Objective 1:
Answer these from the text on expert finding methods:
(a) Into which two domains are EF methods classified according to where the task is applied?
(b) What are the three main types of information sources in an enterprise for extracting evidence of expertise?
(c) What kind of techniques do document-based EF methods typically use?

··········

We summarize the work discussed about machine-learning-based expert finding methods in Table 2 below.

Table 2 Summary of the existing machine learning-based expert finding methods

4 Comparison of approaches

This section provides the advantages and disadvantages of both graph-based and machine-learning algorithms in addressing the problem of this study, whether in the enterprise or the online environment.

4.1 Comparison of approaches based on domain

Based on where the task of EF is applied, EF methods are classified into two domains: enterprise (or organization) and online community.

  • Enterprise In the enterprise corporation, there are three main types of information sources that can be utilized to extract evidence of expertise: self-disclosed information, documents, and social networks.

  1. 1.

    Potential experts may be required to disclose their expertise area on their personal Webpage, yellow pages, and directory listings of experts or by filling out questionnaires. However, Since manually building a one’s profile in the enterprise is a time-consuming task and the profile is unlikely to remains as is, it is inevitable that we consult other sources of expertise indicators besides self-disclosed information (Wang et al. 2013).

  2. 2.

    Document-based EF methods typically use text-mining techniques to capture the author’s expertise (Wang et al. 2013). Some issues are associated with using enterprise documents for deriving expertise. For example, in most cases, a candidate’s expertise is not fully documented in the organization and only parts of a document are related to the candidate whom it mentions (Fu et al. 2007a, b). Another issue is that documents cannot be used to measure a candidate’s importance or influence in the social network that the candidate belongs to (Wang et al. 2013). As such, and to better to describe the knowledge of a particular candidate, it is important to use other sources of expert evidence in representing the expertise. The social influence of people plays a major role in the perception of their expertise.

··········

Objective 2:
Reproduce the stretch of the records from the start through the line that contains "dialog-navbar: Desktop ›", including both ends.

··········

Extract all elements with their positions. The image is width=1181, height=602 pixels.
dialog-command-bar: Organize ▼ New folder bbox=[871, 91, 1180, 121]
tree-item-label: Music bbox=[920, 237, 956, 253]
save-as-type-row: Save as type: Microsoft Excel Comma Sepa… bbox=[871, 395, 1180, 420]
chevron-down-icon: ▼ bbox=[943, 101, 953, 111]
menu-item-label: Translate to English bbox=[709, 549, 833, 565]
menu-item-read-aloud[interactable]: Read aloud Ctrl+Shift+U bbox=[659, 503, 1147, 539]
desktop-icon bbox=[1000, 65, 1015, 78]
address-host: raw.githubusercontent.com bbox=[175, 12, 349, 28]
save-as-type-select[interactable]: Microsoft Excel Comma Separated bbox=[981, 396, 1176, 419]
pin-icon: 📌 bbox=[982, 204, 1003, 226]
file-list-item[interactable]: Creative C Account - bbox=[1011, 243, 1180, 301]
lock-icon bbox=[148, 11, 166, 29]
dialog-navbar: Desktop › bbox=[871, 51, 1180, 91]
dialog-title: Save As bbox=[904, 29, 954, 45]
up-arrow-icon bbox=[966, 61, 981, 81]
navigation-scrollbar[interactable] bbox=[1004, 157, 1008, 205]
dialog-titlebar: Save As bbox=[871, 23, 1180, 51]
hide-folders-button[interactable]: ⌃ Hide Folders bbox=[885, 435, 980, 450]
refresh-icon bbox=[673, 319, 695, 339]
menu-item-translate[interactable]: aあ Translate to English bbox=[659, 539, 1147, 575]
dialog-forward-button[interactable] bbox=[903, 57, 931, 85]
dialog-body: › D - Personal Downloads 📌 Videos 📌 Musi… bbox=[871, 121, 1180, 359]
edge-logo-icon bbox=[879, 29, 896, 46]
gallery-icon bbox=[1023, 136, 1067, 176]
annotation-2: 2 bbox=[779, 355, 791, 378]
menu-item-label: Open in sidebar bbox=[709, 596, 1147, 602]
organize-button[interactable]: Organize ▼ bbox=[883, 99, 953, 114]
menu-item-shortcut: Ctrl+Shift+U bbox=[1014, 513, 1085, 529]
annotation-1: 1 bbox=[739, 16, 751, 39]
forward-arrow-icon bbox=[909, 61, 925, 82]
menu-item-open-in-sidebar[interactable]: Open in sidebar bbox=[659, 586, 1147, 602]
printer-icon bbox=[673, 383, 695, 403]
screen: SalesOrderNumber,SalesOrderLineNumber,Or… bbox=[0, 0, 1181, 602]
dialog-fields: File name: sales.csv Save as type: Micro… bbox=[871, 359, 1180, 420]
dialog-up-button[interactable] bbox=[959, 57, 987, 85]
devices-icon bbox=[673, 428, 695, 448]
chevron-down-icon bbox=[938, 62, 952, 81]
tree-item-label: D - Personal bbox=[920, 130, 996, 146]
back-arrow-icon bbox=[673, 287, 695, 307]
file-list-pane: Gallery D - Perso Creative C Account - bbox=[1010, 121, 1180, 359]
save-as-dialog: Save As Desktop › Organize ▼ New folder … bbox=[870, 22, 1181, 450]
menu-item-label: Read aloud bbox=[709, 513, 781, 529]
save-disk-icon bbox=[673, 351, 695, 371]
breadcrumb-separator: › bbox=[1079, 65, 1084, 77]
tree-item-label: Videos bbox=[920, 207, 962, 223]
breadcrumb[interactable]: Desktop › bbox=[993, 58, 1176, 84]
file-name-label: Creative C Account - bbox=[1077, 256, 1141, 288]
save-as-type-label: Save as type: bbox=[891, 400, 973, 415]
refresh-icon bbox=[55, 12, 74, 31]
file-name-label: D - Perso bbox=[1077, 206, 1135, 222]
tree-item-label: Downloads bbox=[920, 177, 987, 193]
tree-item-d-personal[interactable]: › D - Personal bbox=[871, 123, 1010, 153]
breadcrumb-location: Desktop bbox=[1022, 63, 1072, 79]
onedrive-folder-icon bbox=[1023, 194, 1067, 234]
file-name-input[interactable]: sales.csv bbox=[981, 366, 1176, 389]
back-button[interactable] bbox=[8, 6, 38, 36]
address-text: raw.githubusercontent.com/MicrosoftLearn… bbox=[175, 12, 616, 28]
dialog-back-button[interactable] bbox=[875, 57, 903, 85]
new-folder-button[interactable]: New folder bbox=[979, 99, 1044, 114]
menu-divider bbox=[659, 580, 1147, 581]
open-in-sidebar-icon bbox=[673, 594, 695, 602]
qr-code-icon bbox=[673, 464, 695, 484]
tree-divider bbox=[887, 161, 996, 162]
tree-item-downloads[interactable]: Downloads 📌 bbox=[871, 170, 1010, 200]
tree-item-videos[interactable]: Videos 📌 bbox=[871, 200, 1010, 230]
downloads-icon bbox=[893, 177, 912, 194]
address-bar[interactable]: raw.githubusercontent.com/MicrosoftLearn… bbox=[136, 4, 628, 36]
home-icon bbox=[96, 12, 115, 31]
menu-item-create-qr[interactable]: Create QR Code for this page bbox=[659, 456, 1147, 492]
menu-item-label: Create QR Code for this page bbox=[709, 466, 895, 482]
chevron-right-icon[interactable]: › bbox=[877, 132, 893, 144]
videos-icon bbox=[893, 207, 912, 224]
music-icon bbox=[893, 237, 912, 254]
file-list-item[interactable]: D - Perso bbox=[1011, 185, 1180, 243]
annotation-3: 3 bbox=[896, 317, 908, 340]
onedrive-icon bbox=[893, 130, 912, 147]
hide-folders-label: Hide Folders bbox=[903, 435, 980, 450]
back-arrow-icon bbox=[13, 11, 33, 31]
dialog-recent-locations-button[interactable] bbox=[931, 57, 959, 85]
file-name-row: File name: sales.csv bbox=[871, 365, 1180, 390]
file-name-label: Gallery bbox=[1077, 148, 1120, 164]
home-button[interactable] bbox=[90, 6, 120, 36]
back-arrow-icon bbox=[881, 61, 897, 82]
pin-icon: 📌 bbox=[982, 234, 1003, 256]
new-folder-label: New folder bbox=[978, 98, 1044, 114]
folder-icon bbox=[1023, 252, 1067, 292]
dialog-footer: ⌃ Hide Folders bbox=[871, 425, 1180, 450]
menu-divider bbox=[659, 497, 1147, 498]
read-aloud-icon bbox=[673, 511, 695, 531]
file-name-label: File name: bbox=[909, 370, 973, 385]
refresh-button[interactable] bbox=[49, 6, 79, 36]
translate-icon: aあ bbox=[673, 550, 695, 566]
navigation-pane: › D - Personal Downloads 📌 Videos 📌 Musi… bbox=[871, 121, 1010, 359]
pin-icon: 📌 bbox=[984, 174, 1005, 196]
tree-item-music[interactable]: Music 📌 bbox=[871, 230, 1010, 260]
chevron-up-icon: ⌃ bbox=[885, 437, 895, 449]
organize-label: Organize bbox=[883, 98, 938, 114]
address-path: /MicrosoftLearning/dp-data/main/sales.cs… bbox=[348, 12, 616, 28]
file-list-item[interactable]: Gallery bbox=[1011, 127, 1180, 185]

··········

Response 1:
(a) Enterprise (or organization) and online community.
(b) Self-disclosed information, documents, and social networks.
(c) Text-mining techniques.

Response 2:
Extract all elements with their positions. The image is width=1181, height=602 pixels.
dialog-command-bar: Organize ▼ New folder bbox=[871, 91, 1180, 121]
tree-item-label: Music bbox=[920, 237, 956, 253]
save-as-type-row: Save as type: Microsoft Excel Comma Sepa… bbox=[871, 395, 1180, 420]
chevron-down-icon: ▼ bbox=[943, 101, 953, 111]
menu-item-label: Translate to English bbox=[709, 549, 833, 565]
menu-item-read-aloud[interactable]: Read aloud Ctrl+Shift+U bbox=[659, 503, 1147, 539]
desktop-icon bbox=[1000, 65, 1015, 78]
address-host: raw.githubusercontent.com bbox=[175, 12, 349, 28]
save-as-type-select[interactable]: Microsoft Excel Comma Separated bbox=[981, 396, 1176, 419]
pin-icon: 📌 bbox=[982, 204, 1003, 226]
file-list-item[interactable]: Creative C Account - bbox=[1011, 243, 1180, 301]
lock-icon bbox=[148, 11, 166, 29]
dialog-navbar: Desktop › bbox=[871, 51, 1180, 91]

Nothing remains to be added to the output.